MATERIAL FOR THIS EXERCISE Start Marker

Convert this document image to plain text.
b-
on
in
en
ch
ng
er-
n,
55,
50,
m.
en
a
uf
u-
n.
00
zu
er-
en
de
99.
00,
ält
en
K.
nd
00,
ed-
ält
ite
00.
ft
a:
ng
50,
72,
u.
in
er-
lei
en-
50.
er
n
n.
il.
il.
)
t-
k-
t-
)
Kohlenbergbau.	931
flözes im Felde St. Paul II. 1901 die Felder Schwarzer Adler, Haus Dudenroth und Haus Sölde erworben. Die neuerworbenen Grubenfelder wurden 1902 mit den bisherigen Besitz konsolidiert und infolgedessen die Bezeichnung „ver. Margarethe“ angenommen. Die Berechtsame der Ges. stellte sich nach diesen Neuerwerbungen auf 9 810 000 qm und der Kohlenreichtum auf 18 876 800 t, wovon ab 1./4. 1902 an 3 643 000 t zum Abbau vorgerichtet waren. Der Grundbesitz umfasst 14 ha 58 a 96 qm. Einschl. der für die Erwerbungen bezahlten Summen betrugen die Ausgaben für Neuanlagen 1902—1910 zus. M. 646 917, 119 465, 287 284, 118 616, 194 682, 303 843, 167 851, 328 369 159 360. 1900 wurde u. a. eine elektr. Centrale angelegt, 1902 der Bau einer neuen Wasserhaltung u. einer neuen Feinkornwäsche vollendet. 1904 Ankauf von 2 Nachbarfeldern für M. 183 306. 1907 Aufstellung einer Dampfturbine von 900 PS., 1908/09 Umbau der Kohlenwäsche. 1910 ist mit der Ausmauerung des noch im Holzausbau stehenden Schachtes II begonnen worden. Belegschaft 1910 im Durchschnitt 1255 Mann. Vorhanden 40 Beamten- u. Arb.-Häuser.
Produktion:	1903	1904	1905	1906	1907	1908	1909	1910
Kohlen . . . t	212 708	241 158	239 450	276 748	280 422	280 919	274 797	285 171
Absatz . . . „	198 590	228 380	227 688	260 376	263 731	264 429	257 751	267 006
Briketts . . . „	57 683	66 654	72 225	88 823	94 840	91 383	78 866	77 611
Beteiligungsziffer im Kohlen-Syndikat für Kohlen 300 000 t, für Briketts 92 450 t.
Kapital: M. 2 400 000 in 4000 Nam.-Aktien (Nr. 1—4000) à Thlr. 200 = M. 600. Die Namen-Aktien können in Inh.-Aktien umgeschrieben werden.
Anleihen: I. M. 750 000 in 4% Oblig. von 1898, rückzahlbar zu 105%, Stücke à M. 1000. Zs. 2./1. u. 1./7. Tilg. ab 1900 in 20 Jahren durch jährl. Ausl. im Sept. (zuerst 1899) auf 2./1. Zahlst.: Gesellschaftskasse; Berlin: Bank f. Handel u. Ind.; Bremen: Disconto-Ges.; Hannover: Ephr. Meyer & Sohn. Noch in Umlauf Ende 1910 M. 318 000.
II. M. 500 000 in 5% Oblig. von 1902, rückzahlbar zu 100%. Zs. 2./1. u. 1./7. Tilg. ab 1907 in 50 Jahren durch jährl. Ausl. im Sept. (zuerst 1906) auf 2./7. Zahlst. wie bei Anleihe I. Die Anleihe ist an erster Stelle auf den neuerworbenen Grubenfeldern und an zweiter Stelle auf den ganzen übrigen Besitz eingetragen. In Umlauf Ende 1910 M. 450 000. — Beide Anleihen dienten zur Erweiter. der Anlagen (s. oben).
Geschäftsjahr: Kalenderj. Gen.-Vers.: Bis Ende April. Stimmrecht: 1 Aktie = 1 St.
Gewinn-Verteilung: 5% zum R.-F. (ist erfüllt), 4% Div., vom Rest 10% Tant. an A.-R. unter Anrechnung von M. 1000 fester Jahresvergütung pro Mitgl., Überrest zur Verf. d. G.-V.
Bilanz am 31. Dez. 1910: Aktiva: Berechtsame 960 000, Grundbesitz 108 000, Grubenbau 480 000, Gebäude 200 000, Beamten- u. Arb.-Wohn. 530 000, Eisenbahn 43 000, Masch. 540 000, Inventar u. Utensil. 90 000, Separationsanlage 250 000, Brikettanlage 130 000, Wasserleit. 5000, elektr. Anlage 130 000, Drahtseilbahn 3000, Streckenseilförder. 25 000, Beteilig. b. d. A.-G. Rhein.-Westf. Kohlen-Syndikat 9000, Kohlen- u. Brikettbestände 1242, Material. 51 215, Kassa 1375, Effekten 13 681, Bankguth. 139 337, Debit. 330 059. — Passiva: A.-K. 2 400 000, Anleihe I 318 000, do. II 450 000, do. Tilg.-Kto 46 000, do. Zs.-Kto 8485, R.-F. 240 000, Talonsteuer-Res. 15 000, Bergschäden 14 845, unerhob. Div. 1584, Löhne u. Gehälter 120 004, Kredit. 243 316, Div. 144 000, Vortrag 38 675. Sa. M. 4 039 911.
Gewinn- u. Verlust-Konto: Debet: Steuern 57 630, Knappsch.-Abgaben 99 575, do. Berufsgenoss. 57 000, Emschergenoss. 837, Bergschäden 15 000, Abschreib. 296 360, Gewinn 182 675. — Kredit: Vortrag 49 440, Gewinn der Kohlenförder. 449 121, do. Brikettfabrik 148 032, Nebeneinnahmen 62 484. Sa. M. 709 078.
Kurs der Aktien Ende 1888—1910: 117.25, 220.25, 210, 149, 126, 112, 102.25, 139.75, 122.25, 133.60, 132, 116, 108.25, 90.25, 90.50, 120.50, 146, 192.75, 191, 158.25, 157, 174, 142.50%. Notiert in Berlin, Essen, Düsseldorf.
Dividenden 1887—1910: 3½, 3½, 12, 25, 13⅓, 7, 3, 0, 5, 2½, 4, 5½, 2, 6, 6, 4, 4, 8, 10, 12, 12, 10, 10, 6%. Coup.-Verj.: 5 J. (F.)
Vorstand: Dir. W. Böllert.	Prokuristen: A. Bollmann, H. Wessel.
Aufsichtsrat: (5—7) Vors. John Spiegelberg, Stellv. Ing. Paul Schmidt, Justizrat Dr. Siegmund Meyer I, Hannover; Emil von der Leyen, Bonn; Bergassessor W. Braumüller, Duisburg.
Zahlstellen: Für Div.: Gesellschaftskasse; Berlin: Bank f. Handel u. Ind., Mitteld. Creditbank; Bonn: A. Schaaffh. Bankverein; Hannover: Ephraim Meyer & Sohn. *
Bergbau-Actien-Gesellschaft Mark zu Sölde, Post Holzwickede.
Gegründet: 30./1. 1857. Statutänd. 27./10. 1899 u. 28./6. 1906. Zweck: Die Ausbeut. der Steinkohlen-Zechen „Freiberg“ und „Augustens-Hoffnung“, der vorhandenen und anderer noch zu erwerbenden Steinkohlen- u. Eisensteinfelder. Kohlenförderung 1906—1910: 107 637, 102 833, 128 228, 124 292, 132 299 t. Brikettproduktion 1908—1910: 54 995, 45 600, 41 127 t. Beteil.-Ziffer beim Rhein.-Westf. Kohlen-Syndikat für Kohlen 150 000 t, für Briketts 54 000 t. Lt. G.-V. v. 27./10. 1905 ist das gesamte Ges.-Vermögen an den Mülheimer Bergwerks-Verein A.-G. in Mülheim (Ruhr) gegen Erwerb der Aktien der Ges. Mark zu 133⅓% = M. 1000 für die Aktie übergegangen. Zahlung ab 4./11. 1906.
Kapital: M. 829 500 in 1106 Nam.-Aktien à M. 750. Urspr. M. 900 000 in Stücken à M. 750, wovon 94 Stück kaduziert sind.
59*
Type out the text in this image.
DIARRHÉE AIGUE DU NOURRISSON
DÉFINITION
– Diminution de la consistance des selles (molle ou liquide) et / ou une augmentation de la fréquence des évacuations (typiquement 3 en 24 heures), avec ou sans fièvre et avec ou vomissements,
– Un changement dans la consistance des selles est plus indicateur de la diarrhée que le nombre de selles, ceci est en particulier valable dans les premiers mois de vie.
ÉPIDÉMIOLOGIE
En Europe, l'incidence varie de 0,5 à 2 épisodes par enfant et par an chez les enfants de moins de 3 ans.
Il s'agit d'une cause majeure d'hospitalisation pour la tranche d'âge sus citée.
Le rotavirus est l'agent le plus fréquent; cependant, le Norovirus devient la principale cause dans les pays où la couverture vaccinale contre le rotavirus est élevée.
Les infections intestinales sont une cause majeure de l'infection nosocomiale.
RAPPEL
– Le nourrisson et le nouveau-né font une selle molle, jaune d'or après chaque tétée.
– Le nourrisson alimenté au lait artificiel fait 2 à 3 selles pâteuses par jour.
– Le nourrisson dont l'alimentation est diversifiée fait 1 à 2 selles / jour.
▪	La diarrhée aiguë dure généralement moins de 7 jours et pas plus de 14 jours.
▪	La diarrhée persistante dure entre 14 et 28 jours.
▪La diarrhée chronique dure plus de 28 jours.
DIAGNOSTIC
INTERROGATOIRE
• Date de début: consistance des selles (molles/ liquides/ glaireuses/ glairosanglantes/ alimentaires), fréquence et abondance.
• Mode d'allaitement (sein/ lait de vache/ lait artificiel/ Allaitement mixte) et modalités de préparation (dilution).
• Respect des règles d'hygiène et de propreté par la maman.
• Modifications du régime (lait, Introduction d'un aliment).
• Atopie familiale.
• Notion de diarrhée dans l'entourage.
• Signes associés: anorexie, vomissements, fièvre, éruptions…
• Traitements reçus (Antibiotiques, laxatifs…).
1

MATERIAL FOR THIS EXERCISE End Marker

WHAT THE TASK ASKS:
Every line above that holds the word "fréquence" needs to be copied.

OUTPUT FOR THIS TASK:
– Diminution de la consistance des selles (molle ou liquide) et / ou une augmentation de la fréquence des évacuations (typiquement 3 en 24 heures), avec ou sans fièvre et avec ou vomissements,
• Date de début: consistance des selles (molles/ liquides/ glaireuses/ glairosanglantes/ alimentaires), fréquence et abondance.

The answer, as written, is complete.